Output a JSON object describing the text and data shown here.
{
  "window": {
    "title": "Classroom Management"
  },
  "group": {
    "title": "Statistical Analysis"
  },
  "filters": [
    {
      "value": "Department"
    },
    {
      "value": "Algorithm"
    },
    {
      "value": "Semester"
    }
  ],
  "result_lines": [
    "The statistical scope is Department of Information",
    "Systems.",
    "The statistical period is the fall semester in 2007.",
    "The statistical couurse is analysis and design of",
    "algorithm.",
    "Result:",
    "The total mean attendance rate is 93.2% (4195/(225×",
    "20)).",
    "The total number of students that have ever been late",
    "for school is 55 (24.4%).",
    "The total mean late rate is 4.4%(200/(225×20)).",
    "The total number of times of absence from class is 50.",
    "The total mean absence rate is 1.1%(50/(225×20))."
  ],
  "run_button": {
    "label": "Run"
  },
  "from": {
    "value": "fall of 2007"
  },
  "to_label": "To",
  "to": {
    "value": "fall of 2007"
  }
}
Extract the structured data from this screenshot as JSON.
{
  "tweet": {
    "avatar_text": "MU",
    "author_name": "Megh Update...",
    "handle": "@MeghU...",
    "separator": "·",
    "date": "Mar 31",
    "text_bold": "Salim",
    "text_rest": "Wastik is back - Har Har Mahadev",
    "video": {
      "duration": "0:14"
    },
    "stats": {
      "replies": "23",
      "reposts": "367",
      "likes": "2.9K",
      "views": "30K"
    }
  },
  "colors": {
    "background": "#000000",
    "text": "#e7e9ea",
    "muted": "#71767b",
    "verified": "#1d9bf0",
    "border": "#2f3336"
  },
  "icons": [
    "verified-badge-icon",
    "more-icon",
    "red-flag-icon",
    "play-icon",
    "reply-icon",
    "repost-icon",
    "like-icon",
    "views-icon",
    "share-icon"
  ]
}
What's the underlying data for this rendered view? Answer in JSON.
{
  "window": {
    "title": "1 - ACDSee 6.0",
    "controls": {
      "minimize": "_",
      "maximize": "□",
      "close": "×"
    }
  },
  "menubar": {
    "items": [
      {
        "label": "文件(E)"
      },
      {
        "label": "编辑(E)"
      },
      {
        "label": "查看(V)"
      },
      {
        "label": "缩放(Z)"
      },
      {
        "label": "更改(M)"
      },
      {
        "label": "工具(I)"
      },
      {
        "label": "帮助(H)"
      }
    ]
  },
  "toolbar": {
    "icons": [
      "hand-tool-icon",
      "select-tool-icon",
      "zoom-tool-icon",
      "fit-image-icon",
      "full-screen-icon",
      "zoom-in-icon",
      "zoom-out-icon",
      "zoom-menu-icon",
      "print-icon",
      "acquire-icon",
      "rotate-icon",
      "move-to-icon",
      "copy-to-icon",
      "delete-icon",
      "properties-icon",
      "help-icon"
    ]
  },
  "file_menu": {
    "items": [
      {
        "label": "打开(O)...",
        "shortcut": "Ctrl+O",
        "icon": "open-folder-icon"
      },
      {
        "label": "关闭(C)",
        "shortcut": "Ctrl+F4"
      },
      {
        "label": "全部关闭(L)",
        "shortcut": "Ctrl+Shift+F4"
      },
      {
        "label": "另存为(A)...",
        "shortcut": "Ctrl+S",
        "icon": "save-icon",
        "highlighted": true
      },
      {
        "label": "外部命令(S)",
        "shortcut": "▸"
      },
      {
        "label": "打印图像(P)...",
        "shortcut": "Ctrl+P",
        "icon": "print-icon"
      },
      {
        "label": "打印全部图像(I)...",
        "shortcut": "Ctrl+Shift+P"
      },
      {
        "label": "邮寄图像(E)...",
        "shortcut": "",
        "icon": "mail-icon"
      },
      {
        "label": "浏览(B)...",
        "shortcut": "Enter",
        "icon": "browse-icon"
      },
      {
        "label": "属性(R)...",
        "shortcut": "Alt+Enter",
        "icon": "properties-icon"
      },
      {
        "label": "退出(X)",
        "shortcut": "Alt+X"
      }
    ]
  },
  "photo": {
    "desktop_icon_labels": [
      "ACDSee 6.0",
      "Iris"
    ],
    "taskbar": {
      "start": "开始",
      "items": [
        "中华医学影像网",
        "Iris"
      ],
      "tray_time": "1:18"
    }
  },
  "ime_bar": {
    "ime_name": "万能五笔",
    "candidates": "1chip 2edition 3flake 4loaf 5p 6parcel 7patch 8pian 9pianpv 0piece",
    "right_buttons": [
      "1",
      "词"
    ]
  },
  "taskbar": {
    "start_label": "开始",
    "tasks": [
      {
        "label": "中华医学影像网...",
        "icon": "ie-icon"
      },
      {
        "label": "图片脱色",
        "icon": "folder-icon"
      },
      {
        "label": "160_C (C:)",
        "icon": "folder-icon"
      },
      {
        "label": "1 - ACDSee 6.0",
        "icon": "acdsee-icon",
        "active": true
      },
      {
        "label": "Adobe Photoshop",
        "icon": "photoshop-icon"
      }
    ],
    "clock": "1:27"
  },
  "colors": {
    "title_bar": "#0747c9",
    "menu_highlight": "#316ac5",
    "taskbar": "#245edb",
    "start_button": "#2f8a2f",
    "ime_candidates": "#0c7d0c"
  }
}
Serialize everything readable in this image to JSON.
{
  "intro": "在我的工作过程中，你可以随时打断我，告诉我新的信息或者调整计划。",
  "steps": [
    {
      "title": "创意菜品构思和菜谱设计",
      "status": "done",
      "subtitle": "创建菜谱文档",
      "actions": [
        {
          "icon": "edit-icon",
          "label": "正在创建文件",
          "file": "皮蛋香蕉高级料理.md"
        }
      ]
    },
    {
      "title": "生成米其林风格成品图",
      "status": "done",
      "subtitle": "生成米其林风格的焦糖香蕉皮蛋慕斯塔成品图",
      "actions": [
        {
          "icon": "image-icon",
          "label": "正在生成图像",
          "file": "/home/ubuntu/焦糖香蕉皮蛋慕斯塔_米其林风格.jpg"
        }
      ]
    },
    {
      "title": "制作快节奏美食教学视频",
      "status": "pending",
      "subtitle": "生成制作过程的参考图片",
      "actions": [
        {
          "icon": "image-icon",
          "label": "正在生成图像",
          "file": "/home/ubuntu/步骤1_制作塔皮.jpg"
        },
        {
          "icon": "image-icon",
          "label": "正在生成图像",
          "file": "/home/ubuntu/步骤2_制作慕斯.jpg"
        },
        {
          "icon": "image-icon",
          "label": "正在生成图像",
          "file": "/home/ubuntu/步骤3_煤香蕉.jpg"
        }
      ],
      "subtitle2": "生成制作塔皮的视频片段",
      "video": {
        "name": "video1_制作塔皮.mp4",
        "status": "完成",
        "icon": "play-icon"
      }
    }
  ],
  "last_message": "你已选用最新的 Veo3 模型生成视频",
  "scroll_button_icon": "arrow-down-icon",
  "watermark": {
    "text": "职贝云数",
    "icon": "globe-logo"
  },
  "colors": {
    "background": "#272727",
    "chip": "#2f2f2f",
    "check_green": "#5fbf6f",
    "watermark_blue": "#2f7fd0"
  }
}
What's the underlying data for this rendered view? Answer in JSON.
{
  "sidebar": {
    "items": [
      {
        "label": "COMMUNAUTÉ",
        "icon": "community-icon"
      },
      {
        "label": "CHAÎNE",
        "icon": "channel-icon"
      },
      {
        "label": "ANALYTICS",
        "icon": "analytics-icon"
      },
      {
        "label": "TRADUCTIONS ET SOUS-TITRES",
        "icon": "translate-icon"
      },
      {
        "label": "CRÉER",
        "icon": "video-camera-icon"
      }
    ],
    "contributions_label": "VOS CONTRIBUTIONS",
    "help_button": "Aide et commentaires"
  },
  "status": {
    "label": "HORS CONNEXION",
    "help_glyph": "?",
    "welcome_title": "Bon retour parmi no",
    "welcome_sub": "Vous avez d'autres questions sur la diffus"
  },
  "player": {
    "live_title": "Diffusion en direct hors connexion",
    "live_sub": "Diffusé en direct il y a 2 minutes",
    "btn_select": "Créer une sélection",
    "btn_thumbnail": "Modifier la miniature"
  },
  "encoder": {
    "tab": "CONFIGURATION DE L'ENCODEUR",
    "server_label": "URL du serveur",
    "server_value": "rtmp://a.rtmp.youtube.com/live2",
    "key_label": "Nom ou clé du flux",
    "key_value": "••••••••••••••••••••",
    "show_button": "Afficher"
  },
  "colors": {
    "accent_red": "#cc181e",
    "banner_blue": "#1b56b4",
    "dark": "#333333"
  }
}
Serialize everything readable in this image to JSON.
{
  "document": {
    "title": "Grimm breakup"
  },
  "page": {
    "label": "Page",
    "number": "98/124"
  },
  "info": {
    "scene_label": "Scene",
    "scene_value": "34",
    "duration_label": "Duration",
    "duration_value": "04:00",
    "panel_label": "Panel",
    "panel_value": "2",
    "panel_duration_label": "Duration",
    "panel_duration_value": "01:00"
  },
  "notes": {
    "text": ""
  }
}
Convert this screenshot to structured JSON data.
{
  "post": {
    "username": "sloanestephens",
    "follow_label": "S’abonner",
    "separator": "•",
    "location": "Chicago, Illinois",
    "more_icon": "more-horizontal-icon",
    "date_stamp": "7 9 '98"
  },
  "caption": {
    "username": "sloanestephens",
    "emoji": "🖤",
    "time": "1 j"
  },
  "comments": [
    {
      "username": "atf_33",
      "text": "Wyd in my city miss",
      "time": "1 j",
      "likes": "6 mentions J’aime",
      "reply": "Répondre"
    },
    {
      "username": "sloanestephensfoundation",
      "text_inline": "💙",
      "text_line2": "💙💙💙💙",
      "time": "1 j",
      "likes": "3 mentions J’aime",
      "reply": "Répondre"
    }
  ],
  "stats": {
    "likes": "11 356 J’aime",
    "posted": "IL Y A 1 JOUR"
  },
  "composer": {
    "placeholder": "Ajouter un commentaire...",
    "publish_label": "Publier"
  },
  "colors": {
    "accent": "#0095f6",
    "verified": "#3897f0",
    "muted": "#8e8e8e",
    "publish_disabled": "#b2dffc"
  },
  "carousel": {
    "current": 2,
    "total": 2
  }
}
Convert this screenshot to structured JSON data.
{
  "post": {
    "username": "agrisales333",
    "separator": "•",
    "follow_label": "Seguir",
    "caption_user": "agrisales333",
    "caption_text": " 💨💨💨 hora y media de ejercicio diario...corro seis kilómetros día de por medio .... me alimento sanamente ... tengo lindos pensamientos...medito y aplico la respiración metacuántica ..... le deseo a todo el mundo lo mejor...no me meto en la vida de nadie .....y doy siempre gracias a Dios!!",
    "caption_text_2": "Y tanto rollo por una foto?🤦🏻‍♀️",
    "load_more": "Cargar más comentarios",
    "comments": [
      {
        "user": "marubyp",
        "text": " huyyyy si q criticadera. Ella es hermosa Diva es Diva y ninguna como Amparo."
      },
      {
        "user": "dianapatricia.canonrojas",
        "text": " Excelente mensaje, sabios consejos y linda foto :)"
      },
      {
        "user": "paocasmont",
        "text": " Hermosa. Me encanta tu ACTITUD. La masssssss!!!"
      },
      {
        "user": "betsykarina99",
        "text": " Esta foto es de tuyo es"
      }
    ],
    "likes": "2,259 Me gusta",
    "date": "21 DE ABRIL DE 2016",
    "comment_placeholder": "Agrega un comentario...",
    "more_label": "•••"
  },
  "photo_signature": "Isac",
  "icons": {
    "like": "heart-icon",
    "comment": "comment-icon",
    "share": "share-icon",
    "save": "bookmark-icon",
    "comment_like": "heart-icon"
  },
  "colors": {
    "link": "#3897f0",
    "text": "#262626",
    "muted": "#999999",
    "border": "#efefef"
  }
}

◆ Your instructions
Search the records above for the string "from". Copy every line that contains it.

◆ Written solution
    "The total number of times of absence from class is 50.",
  "from": {
Extract the structured data from this screenshot as JSON.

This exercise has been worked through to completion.